» **THE PROBLEM**:
Look at the entries below and reproduce them exactly.

» **RECORDS PROVIDED**:
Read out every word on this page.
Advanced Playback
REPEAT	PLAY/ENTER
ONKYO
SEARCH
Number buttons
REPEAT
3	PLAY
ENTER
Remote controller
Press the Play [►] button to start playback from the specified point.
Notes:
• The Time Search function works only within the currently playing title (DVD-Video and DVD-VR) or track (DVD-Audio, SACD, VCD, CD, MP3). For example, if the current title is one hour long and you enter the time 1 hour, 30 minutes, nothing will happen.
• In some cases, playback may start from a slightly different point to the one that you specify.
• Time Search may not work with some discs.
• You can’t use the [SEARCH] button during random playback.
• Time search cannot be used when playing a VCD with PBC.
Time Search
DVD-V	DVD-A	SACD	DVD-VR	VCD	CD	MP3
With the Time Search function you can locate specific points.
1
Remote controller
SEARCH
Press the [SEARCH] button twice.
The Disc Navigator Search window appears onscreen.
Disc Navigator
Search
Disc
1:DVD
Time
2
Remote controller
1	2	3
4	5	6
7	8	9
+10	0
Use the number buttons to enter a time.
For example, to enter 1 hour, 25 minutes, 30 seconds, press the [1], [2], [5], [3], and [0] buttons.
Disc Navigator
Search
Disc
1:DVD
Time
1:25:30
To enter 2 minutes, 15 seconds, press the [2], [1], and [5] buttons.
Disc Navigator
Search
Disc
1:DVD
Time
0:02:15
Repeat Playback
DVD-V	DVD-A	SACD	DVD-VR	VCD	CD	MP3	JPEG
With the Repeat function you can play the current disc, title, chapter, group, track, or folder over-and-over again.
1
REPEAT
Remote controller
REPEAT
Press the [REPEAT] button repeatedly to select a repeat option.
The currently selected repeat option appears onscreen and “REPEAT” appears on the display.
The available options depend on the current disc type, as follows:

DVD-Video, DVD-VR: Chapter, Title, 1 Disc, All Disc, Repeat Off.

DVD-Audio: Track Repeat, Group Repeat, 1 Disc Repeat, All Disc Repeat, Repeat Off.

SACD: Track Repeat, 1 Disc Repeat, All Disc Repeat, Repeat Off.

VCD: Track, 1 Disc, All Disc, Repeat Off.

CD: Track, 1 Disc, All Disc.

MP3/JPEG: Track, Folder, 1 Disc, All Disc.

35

» **ANSWER TO THIS TASK**:
Read out every word on this page.
Advanced Playback
REPEAT	PLAY/ENTER
ONKYO
SEARCH
Number buttons
REPEAT
3	PLAY
ENTER
Remote controller
Press the Play [►] button to start playback from the specified point.
Notes:
• The Time Search function works only within the currently playing title (DVD-Video and DVD-VR) or track (DVD-Audio, SACD, VCD, CD, MP3). For example, if the current title is one hour long and you enter the time 1 hour, 30 minutes, nothing will happen.
• In some cases, playback may start from a slightly different point to the one that you specify.
• Time Search may not work with some discs.
• You can’t use the [SEARCH] button during random playback.
• Time search cannot be used when playing a VCD with PBC.
Time Search
DVD-V	DVD-A	SACD	DVD-VR	VCD	CD	MP3
With the Time Search function you can locate specific points.
1
Remote controller
SEARCH
Press the [SEARCH] button twice.
The Disc Navigator Search window appears onscreen.
Disc Navigator
Search
Disc
1:DVD
Time
2
Remote controller
1	2	3
4	5	6
7	8	9
+10	0
Use the number buttons to enter a time.
For example, to enter 1 hour, 25 minutes, 30 seconds, press the [1], [2], [5], [3], and [0] buttons.
Disc Navigator
Search
Disc
1:DVD
Time
1:25:30
To enter 2 minutes, 15 seconds, press the [2], [1], and [5] buttons.
Disc Navigator
Search
Disc
1:DVD
Time
0:02:15
Repeat Playback
DVD-V	DVD-A	SACD	DVD-VR	VCD	CD	MP3	JPEG
With the Repeat function you can play the current disc, title, chapter, group, track, or folder over-and-over again.
1
REPEAT
Remote controller
REPEAT
Press the [REPEAT] button repeatedly to select a repeat option.
The currently selected repeat option appears onscreen and “REPEAT” appears on the display.
The available options depend on the current disc type, as follows:

DVD-Video, DVD-VR: Chapter, Title, 1 Disc, All Disc, Repeat Off.

DVD-Audio: Track Repeat, Group Repeat, 1 Disc Repeat, All Disc Repeat, Repeat Off.

SACD: Track Repeat, 1 Disc Repeat, All Disc Repeat, Repeat Off.

VCD: Track, 1 Disc, All Disc, Repeat Off.

CD: Track, 1 Disc, All Disc.

MP3/JPEG: Track, Folder, 1 Disc, All Disc.

35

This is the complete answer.